┌──

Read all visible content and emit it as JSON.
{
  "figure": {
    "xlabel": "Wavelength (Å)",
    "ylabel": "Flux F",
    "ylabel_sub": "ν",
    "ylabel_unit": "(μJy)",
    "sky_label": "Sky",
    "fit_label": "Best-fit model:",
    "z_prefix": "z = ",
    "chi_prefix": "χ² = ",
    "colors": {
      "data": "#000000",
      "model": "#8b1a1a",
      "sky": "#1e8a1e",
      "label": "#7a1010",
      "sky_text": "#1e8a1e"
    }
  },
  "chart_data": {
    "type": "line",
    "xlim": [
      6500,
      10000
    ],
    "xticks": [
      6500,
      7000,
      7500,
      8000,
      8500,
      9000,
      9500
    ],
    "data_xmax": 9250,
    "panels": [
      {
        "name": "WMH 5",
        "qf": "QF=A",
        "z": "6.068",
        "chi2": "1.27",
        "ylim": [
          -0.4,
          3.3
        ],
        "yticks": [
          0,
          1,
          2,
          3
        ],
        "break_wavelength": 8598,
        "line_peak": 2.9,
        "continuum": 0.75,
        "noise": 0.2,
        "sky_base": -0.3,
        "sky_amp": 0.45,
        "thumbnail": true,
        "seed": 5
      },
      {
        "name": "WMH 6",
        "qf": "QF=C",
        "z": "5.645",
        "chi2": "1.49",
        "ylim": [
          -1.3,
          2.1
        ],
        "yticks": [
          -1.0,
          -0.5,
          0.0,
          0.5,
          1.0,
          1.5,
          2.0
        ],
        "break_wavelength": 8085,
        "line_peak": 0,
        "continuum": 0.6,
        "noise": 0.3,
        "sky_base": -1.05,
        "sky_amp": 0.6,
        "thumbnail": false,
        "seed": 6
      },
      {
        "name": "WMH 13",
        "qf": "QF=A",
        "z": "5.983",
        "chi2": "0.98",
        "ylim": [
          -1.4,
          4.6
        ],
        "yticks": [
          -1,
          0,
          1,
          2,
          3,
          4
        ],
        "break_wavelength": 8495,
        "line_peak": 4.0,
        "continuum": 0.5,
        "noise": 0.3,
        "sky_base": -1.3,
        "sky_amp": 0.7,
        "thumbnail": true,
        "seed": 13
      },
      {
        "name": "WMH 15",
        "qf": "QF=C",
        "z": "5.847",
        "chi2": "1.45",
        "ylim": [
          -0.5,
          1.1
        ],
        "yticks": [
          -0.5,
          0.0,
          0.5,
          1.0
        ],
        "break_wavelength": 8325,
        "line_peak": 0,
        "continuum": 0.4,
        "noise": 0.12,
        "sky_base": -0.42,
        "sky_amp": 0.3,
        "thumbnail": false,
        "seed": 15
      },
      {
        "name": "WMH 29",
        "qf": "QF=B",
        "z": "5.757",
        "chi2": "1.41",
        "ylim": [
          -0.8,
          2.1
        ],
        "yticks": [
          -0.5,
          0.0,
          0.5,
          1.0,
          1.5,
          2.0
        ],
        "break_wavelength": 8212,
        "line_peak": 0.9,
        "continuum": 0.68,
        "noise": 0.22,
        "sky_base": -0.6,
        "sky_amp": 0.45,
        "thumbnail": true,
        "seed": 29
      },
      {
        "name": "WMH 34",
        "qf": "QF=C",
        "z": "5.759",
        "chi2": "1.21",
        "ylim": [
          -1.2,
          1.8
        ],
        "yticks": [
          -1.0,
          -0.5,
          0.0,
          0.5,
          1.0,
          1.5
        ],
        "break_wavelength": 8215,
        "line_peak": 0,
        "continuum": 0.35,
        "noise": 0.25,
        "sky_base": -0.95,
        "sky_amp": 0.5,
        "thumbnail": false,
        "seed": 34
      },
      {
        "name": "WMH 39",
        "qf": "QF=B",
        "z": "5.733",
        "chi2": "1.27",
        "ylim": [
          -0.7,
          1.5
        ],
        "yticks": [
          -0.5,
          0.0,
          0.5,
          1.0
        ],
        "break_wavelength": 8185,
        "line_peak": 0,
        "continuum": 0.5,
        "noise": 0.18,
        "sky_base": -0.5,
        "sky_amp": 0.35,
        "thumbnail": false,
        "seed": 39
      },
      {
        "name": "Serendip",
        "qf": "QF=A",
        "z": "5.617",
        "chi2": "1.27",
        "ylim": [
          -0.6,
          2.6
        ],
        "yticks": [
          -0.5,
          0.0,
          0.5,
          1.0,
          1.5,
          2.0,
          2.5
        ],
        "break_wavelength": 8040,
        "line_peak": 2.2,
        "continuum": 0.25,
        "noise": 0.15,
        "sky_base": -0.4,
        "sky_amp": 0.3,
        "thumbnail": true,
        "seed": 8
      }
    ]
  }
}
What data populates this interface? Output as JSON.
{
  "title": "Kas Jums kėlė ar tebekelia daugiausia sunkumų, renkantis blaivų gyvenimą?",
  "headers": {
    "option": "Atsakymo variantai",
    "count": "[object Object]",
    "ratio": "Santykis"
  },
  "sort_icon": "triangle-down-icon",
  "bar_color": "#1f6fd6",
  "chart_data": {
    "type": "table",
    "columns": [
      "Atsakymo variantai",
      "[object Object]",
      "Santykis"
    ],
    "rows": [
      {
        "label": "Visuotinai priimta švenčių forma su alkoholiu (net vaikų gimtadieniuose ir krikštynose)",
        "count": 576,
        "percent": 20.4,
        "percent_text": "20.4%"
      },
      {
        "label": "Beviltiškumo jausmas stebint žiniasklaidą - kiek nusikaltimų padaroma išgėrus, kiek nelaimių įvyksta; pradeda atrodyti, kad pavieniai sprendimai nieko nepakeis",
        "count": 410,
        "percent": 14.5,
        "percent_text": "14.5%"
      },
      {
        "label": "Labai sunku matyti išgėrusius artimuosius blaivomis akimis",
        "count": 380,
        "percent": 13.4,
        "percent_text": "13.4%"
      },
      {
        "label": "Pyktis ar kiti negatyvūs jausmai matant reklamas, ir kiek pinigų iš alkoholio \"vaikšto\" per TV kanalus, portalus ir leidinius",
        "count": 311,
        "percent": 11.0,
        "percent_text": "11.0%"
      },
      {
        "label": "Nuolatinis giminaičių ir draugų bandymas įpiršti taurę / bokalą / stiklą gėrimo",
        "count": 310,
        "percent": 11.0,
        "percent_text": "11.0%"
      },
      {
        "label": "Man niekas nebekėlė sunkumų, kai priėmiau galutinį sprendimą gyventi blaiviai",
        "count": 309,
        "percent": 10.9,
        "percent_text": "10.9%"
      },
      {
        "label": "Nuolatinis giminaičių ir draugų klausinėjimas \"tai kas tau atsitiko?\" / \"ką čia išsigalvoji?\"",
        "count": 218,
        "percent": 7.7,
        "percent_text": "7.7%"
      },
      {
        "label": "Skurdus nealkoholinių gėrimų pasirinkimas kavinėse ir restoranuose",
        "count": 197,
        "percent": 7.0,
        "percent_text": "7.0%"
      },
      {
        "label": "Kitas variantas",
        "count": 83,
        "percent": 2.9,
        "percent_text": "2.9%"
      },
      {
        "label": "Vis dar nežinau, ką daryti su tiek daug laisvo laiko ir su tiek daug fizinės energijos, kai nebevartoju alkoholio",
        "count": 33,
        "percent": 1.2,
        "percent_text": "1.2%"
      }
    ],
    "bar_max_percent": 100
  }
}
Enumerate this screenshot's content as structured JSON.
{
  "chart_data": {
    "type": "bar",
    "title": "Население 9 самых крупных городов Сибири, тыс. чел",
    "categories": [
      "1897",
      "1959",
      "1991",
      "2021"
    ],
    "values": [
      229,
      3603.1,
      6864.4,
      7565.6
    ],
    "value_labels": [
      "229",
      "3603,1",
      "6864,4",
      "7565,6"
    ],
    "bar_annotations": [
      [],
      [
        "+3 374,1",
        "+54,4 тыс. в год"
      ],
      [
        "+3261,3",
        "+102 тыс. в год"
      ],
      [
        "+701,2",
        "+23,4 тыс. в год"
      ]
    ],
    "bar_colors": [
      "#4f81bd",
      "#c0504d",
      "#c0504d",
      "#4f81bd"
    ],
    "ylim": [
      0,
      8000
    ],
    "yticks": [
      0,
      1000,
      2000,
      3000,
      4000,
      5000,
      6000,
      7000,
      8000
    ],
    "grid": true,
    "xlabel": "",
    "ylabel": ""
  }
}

└──

Which lines in the records above contain the string "continuum"? Copy each one.

→ **EXERCISE ANSWER**
        "continuum": 0.75,
        "continuum": 0.6,
        "continuum": 0.5,
        "continuum": 0.4,
        "continuum": 0.68,
        "continuum": 0.35,
        "continuum": 0.5,
        "continuum": 0.25,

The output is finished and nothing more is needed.